### Problem
Omit every picture, then give all the entries again exactly.

## BEGIN Data provided

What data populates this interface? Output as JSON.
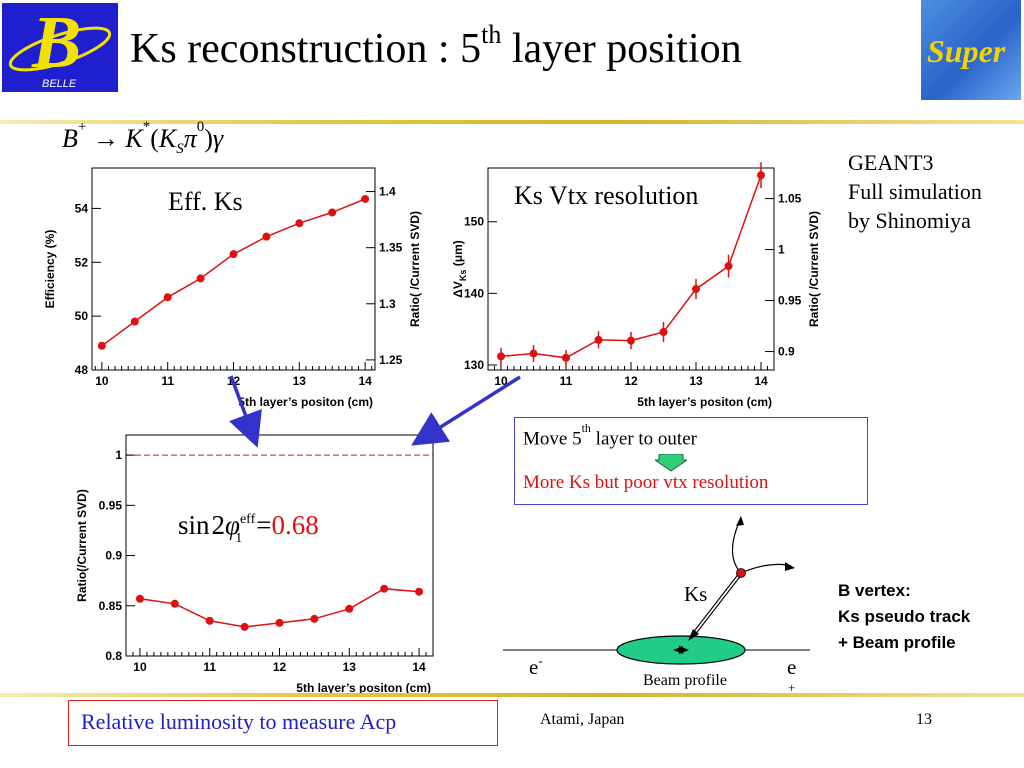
{
  "slide": {
    "title_main": "Ks reconstruction : 5",
    "title_sup": "th",
    "title_rest": " layer position",
    "logo_left_text": "BELLE",
    "logo_right_text": "Super",
    "formula": {
      "b": "B",
      "b_sup": "+",
      "arrow": " → ",
      "k": "K",
      "k_sup": "*",
      "open": "(",
      "ks": "K",
      "ks_sub": "S",
      "pi": "π",
      "pi_sup": "0",
      "close": ")",
      "gamma": "γ"
    },
    "geant_lines": [
      "GEANT3",
      "Full simulation",
      "by Shinomiya"
    ],
    "move_box": {
      "line1_a": "Move 5",
      "line1_sup": "th",
      "line1_b": " layer to outer",
      "line2": "More Ks but poor vtx resolution"
    },
    "diagram": {
      "ks_label": "Ks",
      "e_minus": "e",
      "e_minus_sup": "-",
      "e_plus": "e",
      "e_plus_sub": "+",
      "beam_label": "Beam profile"
    },
    "b_vertex_lines": [
      "B vertex:",
      "Ks pseudo track",
      "+ Beam profile"
    ],
    "lumi_note": "Relative luminosity to measure Acp",
    "footer_left": "Atami, Japan",
    "footer_right": "13",
    "colors": {
      "marker": "#dd1111",
      "line": "#dd1111",
      "arrow": "#3333cc",
      "red_text": "#e01010",
      "beam_fill": "#22cc88",
      "down_arrow_fill": "#33cc77"
    }
  },
  "chart_data": [
    {
      "type": "line",
      "title": "Eff. Ks",
      "xlabel": "5th layer’s positon (cm)",
      "ylabel": "Efficiency (%)",
      "ylabel_right": "Ratio( /Current SVD)",
      "xlim": [
        9.85,
        14.15
      ],
      "ylim": [
        48,
        55.5
      ],
      "x_ticks": [
        "10",
        "11",
        "12",
        "13",
        "14"
      ],
      "y_ticks": [
        "48",
        "50",
        "52",
        "54"
      ],
      "y_ticks_values": [
        48,
        50,
        52,
        54
      ],
      "right_ticks": [
        "1.25",
        "1.3",
        "1.35",
        "1.4"
      ],
      "right_ticks_values": [
        1.25,
        1.3,
        1.35,
        1.4
      ],
      "right_ylim": [
        1.241,
        1.421
      ],
      "x": [
        10,
        10.5,
        11,
        11.5,
        12,
        12.5,
        13,
        13.5,
        14
      ],
      "y": [
        48.9,
        49.8,
        50.7,
        51.4,
        52.3,
        52.95,
        53.45,
        53.85,
        54.35
      ],
      "errors": [
        0,
        0,
        0,
        0,
        0,
        0,
        0,
        0,
        0
      ]
    },
    {
      "type": "line",
      "title": "Ks Vtx resolution",
      "xlabel": "5th layer’s positon (cm)",
      "ylabel": "ΔV",
      "ylabel_sub": "Ks",
      "ylabel_unit": " (μm)",
      "ylabel_right": "Ratio( /Current SVD)",
      "xlim": [
        9.8,
        14.2
      ],
      "ylim": [
        129.3,
        157.5
      ],
      "x_ticks": [
        "10",
        "11",
        "12",
        "13",
        "14"
      ],
      "y_ticks": [
        "130",
        "140",
        "150"
      ],
      "y_ticks_values": [
        130,
        140,
        150
      ],
      "right_ticks": [
        "0.9",
        "0.95",
        "1",
        "1.05"
      ],
      "right_ticks_values": [
        0.9,
        0.95,
        1.0,
        1.05
      ],
      "right_ylim": [
        0.8819,
        1.08
      ],
      "x": [
        10,
        10.5,
        11,
        11.5,
        12,
        12.5,
        13,
        13.5,
        14
      ],
      "y": [
        131.2,
        131.6,
        131.0,
        133.5,
        133.4,
        134.6,
        140.6,
        143.8,
        156.5
      ],
      "errors": [
        1.2,
        1.2,
        1.1,
        1.2,
        1.2,
        1.4,
        1.4,
        1.6,
        1.8
      ]
    },
    {
      "type": "line",
      "title": "",
      "xlabel": "5th layer’s positon (cm)",
      "ylabel": "Ratio(/Current SVD)",
      "xlim": [
        9.8,
        14.2
      ],
      "ylim": [
        0.8,
        1.02
      ],
      "x_ticks": [
        "10",
        "11",
        "12",
        "13",
        "14"
      ],
      "y_ticks": [
        "0.8",
        "0.85",
        "0.9",
        "0.95",
        "1"
      ],
      "y_ticks_values": [
        0.8,
        0.85,
        0.9,
        0.95,
        1.0
      ],
      "reference_line": 1.0,
      "x": [
        10,
        10.5,
        11,
        11.5,
        12,
        12.5,
        13,
        13.5,
        14
      ],
      "y": [
        0.857,
        0.852,
        0.835,
        0.829,
        0.833,
        0.837,
        0.847,
        0.867,
        0.864
      ],
      "errors": [
        0,
        0,
        0,
        0,
        0,
        0,
        0,
        0,
        0
      ],
      "annotation": {
        "sin": "sin",
        "two": "2",
        "phi": "φ",
        "phi_sup": "eff",
        "phi_sub": "1",
        "eq": "=",
        "value": "0.68"
      }
    }
  ]
}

## END Data provided

### Answer for the task
What data populates this interface? Output as JSON.
{
  "slide": {
    "title_main": "Ks reconstruction : 5",
    "title_sup": "th",
    "title_rest": " layer position",
    "logo_left_text": "BELLE",
    "logo_right_text": "Super",
    "formula": {
      "b": "B",
      "b_sup": "+",
      "arrow": " → ",
      "k": "K",
      "k_sup": "*",
      "open": "(",
      "ks": "K",
      "ks_sub": "S",
      "pi": "π",
      "pi_sup": "0",
      "close": ")",
      "gamma": "γ"
    },
    "geant_lines": [
      "GEANT3",
      "Full simulation",
      "by Shinomiya"
    ],
    "move_box": {
      "line1_a": "Move 5",
      "line1_sup": "th",
      "line1_b": " layer to outer",
      "line2": "More Ks but poor vtx resolution"
    },
    "diagram": {
      "ks_label": "Ks",
      "e_minus": "e",
      "e_minus_sup": "-",
      "e_plus": "e",
      "e_plus_sub": "+",
      "beam_label": "Beam profile"
    },
    "b_vertex_lines": [
      "B vertex:",
      "Ks pseudo track",
      "+ Beam profile"
    ],
    "lumi_note": "Relative luminosity to measure Acp",
    "footer_left": "Atami, Japan",
    "footer_right": "13",
    "colors": {
      "marker": "#dd1111",
      "line": "#dd1111",
      "arrow": "#3333cc",
      "red_text": "#e01010",
      "beam_fill": "#22cc88",
      "down_arrow_fill": "#33cc77"
    }
  },
  "chart_data": [
    {
      "type": "line",
      "title": "Eff. Ks",
      "xlabel": "5th layer’s positon (cm)",
      "ylabel": "Efficiency (%)",
      "ylabel_right": "Ratio( /Current SVD)",
      "xlim": [
        9.85,
        14.15
      ],
      "ylim": [
        48,
        55.5
      ],
      "x_ticks": [
        "10",
        "11",
        "12",
        "13",
        "14"
      ],
      "y_ticks": [
        "48",
        "50",
        "52",
        "54"
      ],
      "y_ticks_values": [
        48,
        50,
        52,
        54
      ],
      "right_ticks": [
        "1.25",
        "1.3",
        "1.35",
        "1.4"
      ],
      "right_ticks_values": [
        1.25,
        1.3,
        1.35,
        1.4
      ],
      "right_ylim": [
        1.241,
        1.421
      ],
      "x": [
        10,
        10.5,
        11,
        11.5,
        12,
        12.5,
        13,
        13.5,
        14
      ],
      "y": [
        48.9,
        49.8,
        50.7,
        51.4,
        52.3,
        52.95,
        53.45,
        53.85,
        54.35
      ],
      "errors": [
        0,
        0,
        0,
        0,
        0,
        0,
        0,
        0,
        0
      ]
    },
    {
      "type": "line",
      "title": "Ks Vtx resolution",
      "xlabel": "5th layer’s positon (cm)",
      "ylabel": "ΔV",
      "ylabel_sub": "Ks",
      "ylabel_unit": " (μm)",
      "ylabel_right": "Ratio( /Current SVD)",
      "xlim": [
        9.8,
        14.2
      ],
      "ylim": [
        129.3,
        157.5
      ],
      "x_ticks": [
        "10",
        "11",
        "12",
        "13",
        "14"
      ],
      "y_ticks": [
        "130",
        "140",
        "150"
      ],
      "y_ticks_values": [
        130,
        140,
        150
      ],
      "right_ticks": [
        "0.9",
        "0.95",
        "1",
        "1.05"
      ],
      "right_ticks_values": [
        0.9,
        0.95,
        1.0,
        1.05
      ],
      "right_ylim": [
        0.8819,
        1.08
      ],
      "x": [
        10,
        10.5,
        11,
        11.5,
        12,
        12.5,
        13,
        13.5,
        14
      ],
      "y": [
        131.2,
        131.6,
        131.0,
        133.5,
        133.4,
        134.6,
        140.6,
        143.8,
        156.5
      ],
      "errors": [
        1.2,
        1.2,
        1.1,
        1.2,
        1.2,
        1.4,
        1.4,
        1.6,
        1.8
      ]
    },
    {
      "type": "line",
      "title": "",
      "xlabel": "5th layer’s positon (cm)",
      "ylabel": "Ratio(/Current SVD)",
      "xlim": [
        9.8,
        14.2
      ],
      "ylim": [
        0.8,
        1.02
      ],
      "x_ticks": [
        "10",
        "11",
        "12",
        "13",
        "14"
      ],
      "y_ticks": [
        "0.8",
        "0.85",
        "0.9",
        "0.95",
        "1"
      ],
      "y_ticks_values": [
        0.8,
        0.85,
        0.9,
        0.95,
        1.0
      ],
      "reference_line": 1.0,
      "x": [
        10,
        10.5,
        11,
        11.5,
        12,
        12.5,
        13,
        13.5,
        14
      ],
      "y": [
        0.857,
        0.852,
        0.835,
        0.829,
        0.833,
        0.837,
        0.847,
        0.867,
        0.864
      ],
      "errors": [
        0,
        0,
        0,
        0,
        0,
        0,
        0,
        0,
        0
      ],
      "annotation": {
        "sin": "sin",
        "two": "2",
        "phi": "φ",
        "phi_sup": "eff",
        "phi_sub": "1",
        "eq": "=",
        "value": "0.68"
      }
    }
  ]
}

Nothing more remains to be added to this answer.